_Data rows_:
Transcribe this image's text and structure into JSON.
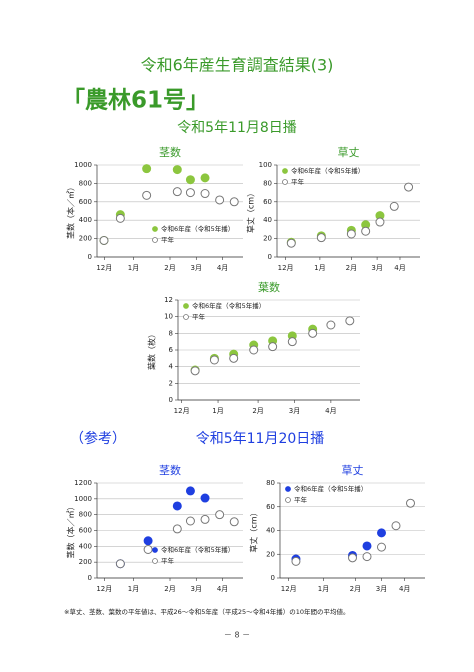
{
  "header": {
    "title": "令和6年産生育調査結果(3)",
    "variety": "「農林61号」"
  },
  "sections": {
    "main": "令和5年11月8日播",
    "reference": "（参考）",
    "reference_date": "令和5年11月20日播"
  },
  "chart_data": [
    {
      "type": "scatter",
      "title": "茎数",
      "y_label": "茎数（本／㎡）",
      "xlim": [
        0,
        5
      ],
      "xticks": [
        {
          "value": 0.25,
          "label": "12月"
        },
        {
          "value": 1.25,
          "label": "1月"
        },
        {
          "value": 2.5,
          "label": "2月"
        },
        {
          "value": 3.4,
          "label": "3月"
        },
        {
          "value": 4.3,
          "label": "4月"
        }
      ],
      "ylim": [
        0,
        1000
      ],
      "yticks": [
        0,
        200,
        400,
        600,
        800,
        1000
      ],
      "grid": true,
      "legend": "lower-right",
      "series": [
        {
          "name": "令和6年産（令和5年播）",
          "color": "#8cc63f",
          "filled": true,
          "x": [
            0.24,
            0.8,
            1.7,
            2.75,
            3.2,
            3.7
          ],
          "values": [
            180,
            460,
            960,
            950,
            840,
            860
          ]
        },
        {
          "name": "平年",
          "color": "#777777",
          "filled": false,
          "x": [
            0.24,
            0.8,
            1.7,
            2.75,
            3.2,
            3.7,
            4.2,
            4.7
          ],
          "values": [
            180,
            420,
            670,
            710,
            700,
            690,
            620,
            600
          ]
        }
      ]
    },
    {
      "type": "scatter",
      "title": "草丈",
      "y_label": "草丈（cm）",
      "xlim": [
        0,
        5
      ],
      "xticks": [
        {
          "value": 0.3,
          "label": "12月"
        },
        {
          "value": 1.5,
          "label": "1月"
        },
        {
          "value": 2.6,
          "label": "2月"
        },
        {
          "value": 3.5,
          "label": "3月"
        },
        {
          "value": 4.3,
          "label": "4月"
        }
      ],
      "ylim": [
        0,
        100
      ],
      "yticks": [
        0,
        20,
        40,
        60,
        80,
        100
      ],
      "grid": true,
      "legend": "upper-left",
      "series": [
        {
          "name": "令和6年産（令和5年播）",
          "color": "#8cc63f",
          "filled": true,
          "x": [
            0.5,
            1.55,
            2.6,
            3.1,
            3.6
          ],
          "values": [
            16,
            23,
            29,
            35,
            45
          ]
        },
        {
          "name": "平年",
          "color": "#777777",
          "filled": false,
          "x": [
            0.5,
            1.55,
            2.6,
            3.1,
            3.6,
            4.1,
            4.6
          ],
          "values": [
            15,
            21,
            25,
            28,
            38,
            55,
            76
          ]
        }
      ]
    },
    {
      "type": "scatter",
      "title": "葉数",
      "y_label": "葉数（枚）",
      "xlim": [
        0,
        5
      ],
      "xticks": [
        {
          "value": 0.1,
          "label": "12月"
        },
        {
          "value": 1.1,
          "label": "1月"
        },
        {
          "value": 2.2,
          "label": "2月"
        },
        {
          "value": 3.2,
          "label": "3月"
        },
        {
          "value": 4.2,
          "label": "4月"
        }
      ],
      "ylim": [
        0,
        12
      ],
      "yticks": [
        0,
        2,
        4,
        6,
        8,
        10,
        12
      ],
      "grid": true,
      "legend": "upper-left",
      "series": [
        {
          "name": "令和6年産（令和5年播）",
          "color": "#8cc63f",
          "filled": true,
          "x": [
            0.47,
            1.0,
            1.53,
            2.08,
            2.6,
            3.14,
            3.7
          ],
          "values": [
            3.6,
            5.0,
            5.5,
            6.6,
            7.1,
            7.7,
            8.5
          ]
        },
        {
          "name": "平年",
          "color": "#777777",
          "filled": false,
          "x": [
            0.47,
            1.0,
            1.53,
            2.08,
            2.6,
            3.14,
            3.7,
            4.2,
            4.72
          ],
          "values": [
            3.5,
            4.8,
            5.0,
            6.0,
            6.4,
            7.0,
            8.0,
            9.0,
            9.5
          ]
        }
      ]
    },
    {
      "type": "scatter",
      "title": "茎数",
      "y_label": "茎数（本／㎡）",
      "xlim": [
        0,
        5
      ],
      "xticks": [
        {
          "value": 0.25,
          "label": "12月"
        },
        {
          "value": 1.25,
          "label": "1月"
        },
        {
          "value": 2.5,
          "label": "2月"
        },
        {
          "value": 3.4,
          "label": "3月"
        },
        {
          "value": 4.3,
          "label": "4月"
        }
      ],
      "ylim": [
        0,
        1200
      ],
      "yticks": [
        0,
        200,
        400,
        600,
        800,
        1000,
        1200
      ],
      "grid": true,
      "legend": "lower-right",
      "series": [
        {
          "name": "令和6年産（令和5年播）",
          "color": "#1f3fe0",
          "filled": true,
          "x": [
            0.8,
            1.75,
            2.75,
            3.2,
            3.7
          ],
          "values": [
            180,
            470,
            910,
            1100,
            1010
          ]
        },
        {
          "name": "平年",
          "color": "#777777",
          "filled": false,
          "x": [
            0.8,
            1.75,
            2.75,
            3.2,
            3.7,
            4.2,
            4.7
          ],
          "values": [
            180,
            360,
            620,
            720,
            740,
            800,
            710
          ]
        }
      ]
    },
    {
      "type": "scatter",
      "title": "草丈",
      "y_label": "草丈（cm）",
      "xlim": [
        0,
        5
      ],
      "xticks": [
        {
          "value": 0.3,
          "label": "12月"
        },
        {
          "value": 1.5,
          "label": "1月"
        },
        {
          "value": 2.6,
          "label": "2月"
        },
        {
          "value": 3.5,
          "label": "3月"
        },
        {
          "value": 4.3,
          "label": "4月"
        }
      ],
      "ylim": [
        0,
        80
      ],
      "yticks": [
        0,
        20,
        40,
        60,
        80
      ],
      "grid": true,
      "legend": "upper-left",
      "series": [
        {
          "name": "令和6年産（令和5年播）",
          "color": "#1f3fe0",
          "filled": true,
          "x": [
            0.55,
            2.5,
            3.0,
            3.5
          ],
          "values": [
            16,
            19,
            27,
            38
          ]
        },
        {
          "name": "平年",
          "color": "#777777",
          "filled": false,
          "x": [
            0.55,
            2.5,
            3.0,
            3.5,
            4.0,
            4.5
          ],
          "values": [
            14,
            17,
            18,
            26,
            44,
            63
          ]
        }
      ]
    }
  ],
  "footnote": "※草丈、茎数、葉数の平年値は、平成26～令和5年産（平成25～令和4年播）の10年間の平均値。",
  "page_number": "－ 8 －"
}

_What is being asked_: Give all the entries again exactly, dropping each picture.

_Right answer_:
Transcribe this image's text and structure into JSON.
{
  "header": {
    "title": "令和6年産生育調査結果(3)",
    "variety": "「農林61号」"
  },
  "sections": {
    "main": "令和5年11月8日播",
    "reference": "（参考）",
    "reference_date": "令和5年11月20日播"
  },
  "chart_data": [
    {
      "type": "scatter",
      "title": "茎数",
      "y_label": "茎数（本／㎡）",
      "xlim": [
        0,
        5
      ],
      "xticks": [
        {
          "value": 0.25,
          "label": "12月"
        },
        {
          "value": 1.25,
          "label": "1月"
        },
        {
          "value": 2.5,
          "label": "2月"
        },
        {
          "value": 3.4,
          "label": "3月"
        },
        {
          "value": 4.3,
          "label": "4月"
        }
      ],
      "ylim": [
        0,
        1000
      ],
      "yticks": [
        0,
        200,
        400,
        600,
        800,
        1000
      ],
      "grid": true,
      "legend": "lower-right",
      "series": [
        {
          "name": "令和6年産（令和5年播）",
          "color": "#8cc63f",
          "filled": true,
          "x": [
            0.24,
            0.8,
            1.7,
            2.75,
            3.2,
            3.7
          ],
          "values": [
            180,
            460,
            960,
            950,
            840,
            860
          ]
        },
        {
          "name": "平年",
          "color": "#777777",
          "filled": false,
          "x": [
            0.24,
            0.8,
            1.7,
            2.75,
            3.2,
            3.7,
            4.2,
            4.7
          ],
          "values": [
            180,
            420,
            670,
            710,
            700,
            690,
            620,
            600
          ]
        }
      ]
    },
    {
      "type": "scatter",
      "title": "草丈",
      "y_label": "草丈（cm）",
      "xlim": [
        0,
        5
      ],
      "xticks": [
        {
          "value": 0.3,
          "label": "12月"
        },
        {
          "value": 1.5,
          "label": "1月"
        },
        {
          "value": 2.6,
          "label": "2月"
        },
        {
          "value": 3.5,
          "label": "3月"
        },
        {
          "value": 4.3,
          "label": "4月"
        }
      ],
      "ylim": [
        0,
        100
      ],
      "yticks": [
        0,
        20,
        40,
        60,
        80,
        100
      ],
      "grid": true,
      "legend": "upper-left",
      "series": [
        {
          "name": "令和6年産（令和5年播）",
          "color": "#8cc63f",
          "filled": true,
          "x": [
            0.5,
            1.55,
            2.6,
            3.1,
            3.6
          ],
          "values": [
            16,
            23,
            29,
            35,
            45
          ]
        },
        {
          "name": "平年",
          "color": "#777777",
          "filled": false,
          "x": [
            0.5,
            1.55,
            2.6,
            3.1,
            3.6,
            4.1,
            4.6
          ],
          "values": [
            15,
            21,
            25,
            28,
            38,
            55,
            76
          ]
        }
      ]
    },
    {
      "type": "scatter",
      "title": "葉数",
      "y_label": "葉数（枚）",
      "xlim": [
        0,
        5
      ],
      "xticks": [
        {
          "value": 0.1,
          "label": "12月"
        },
        {
          "value": 1.1,
          "label": "1月"
        },
        {
          "value": 2.2,
          "label": "2月"
        },
        {
          "value": 3.2,
          "label": "3月"
        },
        {
          "value": 4.2,
          "label": "4月"
        }
      ],
      "ylim": [
        0,
        12
      ],
      "yticks": [
        0,
        2,
        4,
        6,
        8,
        10,
        12
      ],
      "grid": true,
      "legend": "upper-left",
      "series": [
        {
          "name": "令和6年産（令和5年播）",
          "color": "#8cc63f",
          "filled": true,
          "x": [
            0.47,
            1.0,
            1.53,
            2.08,
            2.6,
            3.14,
            3.7
          ],
          "values": [
            3.6,
            5.0,
            5.5,
            6.6,
            7.1,
            7.7,
            8.5
          ]
        },
        {
          "name": "平年",
          "color": "#777777",
          "filled": false,
          "x": [
            0.47,
            1.0,
            1.53,
            2.08,
            2.6,
            3.14,
            3.7,
            4.2,
            4.72
          ],
          "values": [
            3.5,
            4.8,
            5.0,
            6.0,
            6.4,
            7.0,
            8.0,
            9.0,
            9.5
          ]
        }
      ]
    },
    {
      "type": "scatter",
      "title": "茎数",
      "y_label": "茎数（本／㎡）",
      "xlim": [
        0,
        5
      ],
      "xticks": [
        {
          "value": 0.25,
          "label": "12月"
        },
        {
          "value": 1.25,
          "label": "1月"
        },
        {
          "value": 2.5,
          "label": "2月"
        },
        {
          "value": 3.4,
          "label": "3月"
        },
        {
          "value": 4.3,
          "label": "4月"
        }
      ],
      "ylim": [
        0,
        1200
      ],
      "yticks": [
        0,
        200,
        400,
        600,
        800,
        1000,
        1200
      ],
      "grid": true,
      "legend": "lower-right",
      "series": [
        {
          "name": "令和6年産（令和5年播）",
          "color": "#1f3fe0",
          "filled": true,
          "x": [
            0.8,
            1.75,
            2.75,
            3.2,
            3.7
          ],
          "values": [
            180,
            470,
            910,
            1100,
            1010
          ]
        },
        {
          "name": "平年",
          "color": "#777777",
          "filled": false,
          "x": [
            0.8,
            1.75,
            2.75,
            3.2,
            3.7,
            4.2,
            4.7
          ],
          "values": [
            180,
            360,
            620,
            720,
            740,
            800,
            710
          ]
        }
      ]
    },
    {
      "type": "scatter",
      "title": "草丈",
      "y_label": "草丈（cm）",
      "xlim": [
        0,
        5
      ],
      "xticks": [
        {
          "value": 0.3,
          "label": "12月"
        },
        {
          "value": 1.5,
          "label": "1月"
        },
        {
          "value": 2.6,
          "label": "2月"
        },
        {
          "value": 3.5,
          "label": "3月"
        },
        {
          "value": 4.3,
          "label": "4月"
        }
      ],
      "ylim": [
        0,
        80
      ],
      "yticks": [
        0,
        20,
        40,
        60,
        80
      ],
      "grid": true,
      "legend": "upper-left",
      "series": [
        {
          "name": "令和6年産（令和5年播）",
          "color": "#1f3fe0",
          "filled": true,
          "x": [
            0.55,
            2.5,
            3.0,
            3.5
          ],
          "values": [
            16,
            19,
            27,
            38
          ]
        },
        {
          "name": "平年",
          "color": "#777777",
          "filled": false,
          "x": [
            0.55,
            2.5,
            3.0,
            3.5,
            4.0,
            4.5
          ],
          "values": [
            14,
            17,
            18,
            26,
            44,
            63
          ]
        }
      ]
    }
  ],
  "footnote": "※草丈、茎数、葉数の平年値は、平成26～令和5年産（平成25～令和4年播）の10年間の平均値。",
  "page_number": "－ 8 －"
}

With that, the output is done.